◆ **WORK TO COMPLETE**
Read the records below and copy each line that contains "дополнительное".

◆ **WORKING DATA**
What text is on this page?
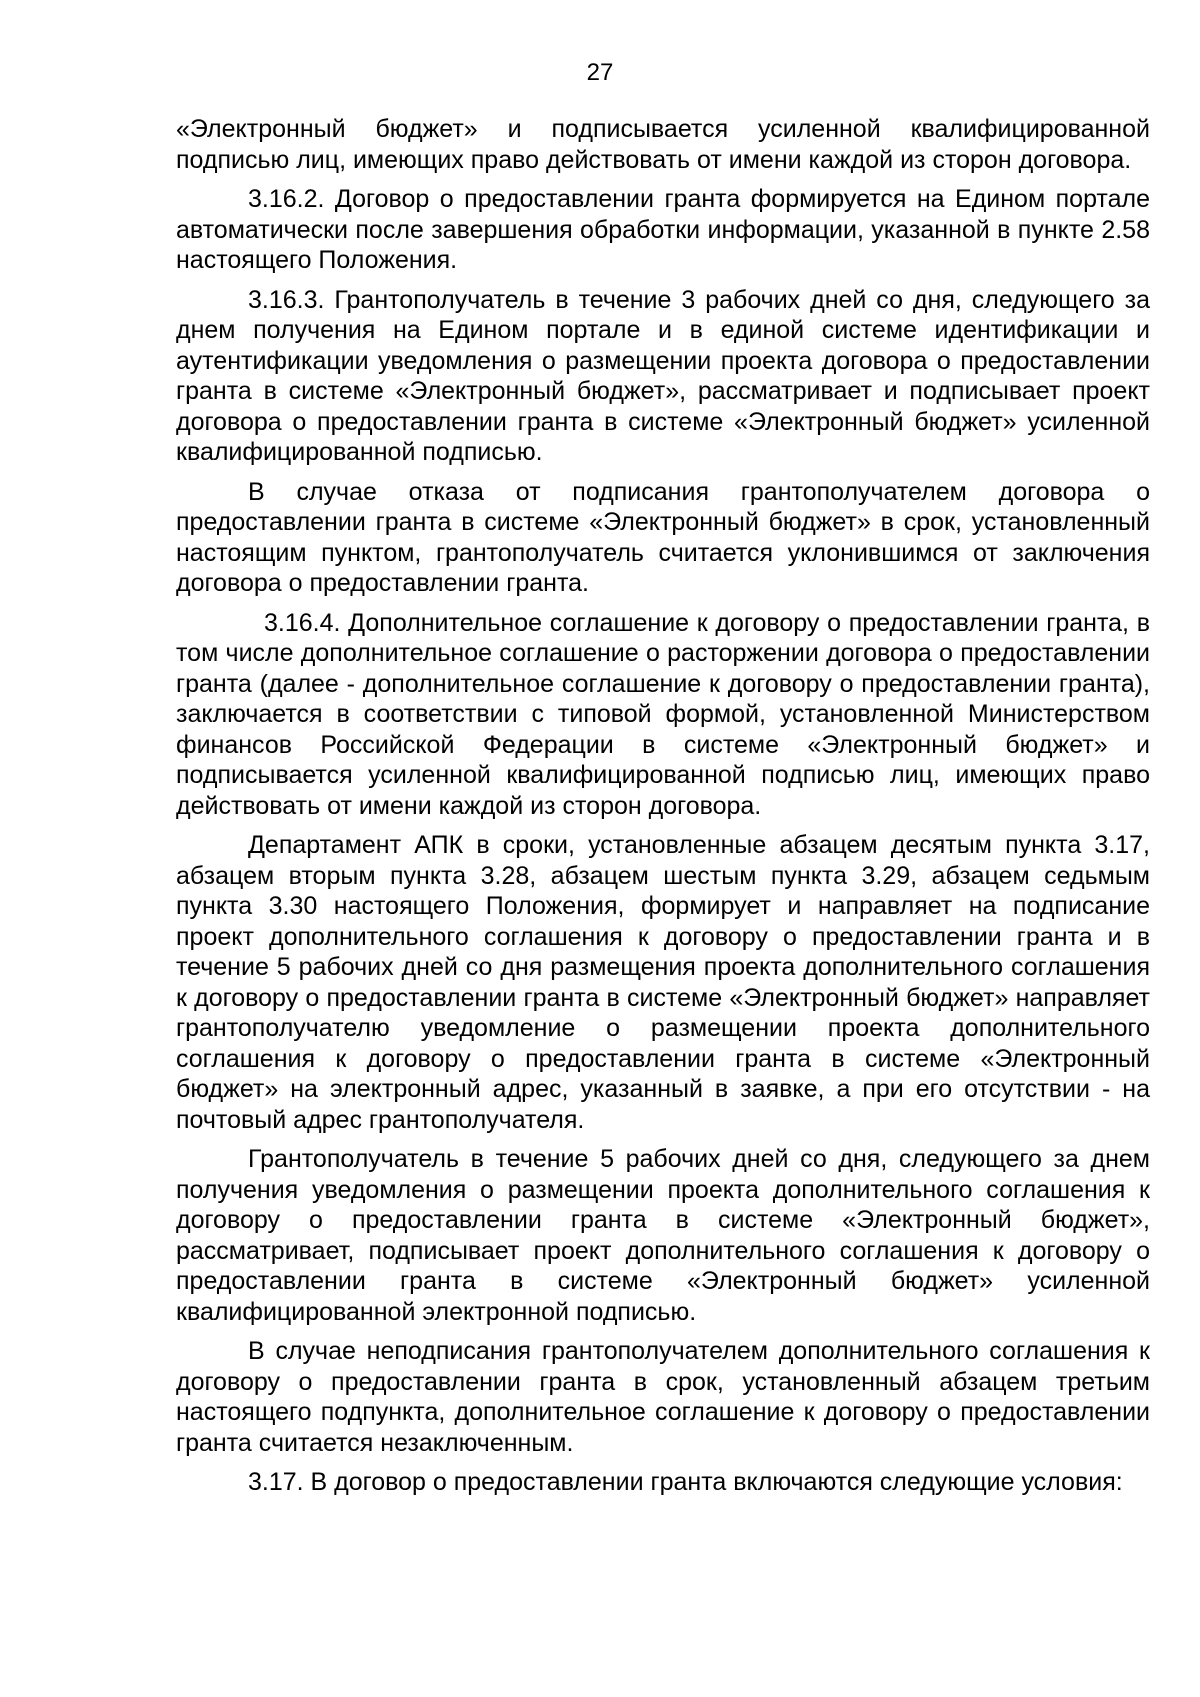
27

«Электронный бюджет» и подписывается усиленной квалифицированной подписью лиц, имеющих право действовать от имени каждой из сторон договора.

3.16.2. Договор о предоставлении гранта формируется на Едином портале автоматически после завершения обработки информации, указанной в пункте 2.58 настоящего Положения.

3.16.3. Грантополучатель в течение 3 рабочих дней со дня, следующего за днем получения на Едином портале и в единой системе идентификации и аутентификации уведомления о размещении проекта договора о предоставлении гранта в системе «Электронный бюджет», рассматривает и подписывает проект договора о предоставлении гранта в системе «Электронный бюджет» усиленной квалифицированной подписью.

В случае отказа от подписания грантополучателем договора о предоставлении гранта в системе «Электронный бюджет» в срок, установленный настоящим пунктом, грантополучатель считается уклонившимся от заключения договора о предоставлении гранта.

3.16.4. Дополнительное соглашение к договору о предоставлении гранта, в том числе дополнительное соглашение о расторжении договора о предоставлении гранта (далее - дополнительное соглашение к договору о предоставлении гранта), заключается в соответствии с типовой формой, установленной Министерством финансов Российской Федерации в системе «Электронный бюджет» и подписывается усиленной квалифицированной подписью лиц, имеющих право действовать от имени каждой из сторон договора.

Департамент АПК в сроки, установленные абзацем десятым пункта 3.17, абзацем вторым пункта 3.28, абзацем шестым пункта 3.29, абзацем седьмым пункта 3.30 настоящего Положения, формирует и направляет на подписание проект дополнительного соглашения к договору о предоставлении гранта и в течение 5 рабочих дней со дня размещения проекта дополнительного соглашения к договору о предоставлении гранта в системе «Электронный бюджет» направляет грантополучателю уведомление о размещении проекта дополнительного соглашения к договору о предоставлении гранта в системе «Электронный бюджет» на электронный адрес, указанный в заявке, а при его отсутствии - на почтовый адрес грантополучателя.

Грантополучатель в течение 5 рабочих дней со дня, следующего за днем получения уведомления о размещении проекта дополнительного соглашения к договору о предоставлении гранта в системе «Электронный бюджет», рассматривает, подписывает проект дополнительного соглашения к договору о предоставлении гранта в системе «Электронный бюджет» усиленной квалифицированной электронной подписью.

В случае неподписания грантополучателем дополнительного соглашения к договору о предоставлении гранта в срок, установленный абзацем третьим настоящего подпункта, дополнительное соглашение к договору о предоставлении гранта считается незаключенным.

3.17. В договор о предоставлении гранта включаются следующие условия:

◆ **REPLY**
3.16.4. Дополнительное соглашение к договору о предоставлении гранта, в том числе дополнительное соглашение о расторжении договора о предоставлении гранта (далее - дополнительное соглашение к договору о предоставлении гранта), заключается в соответствии с типовой формой, установленной Министерством финансов Российской Федерации в системе «Электронный бюджет» и подписывается усиленной квалифицированной подписью лиц, имеющих право действовать от имени каждой из сторон договора.
В случае неподписания грантополучателем дополнительного соглашения к договору о предоставлении гранта в срок, установленный абзацем третьим настоящего подпункта, дополнительное соглашение к договору о предоставлении гранта считается незаключенным.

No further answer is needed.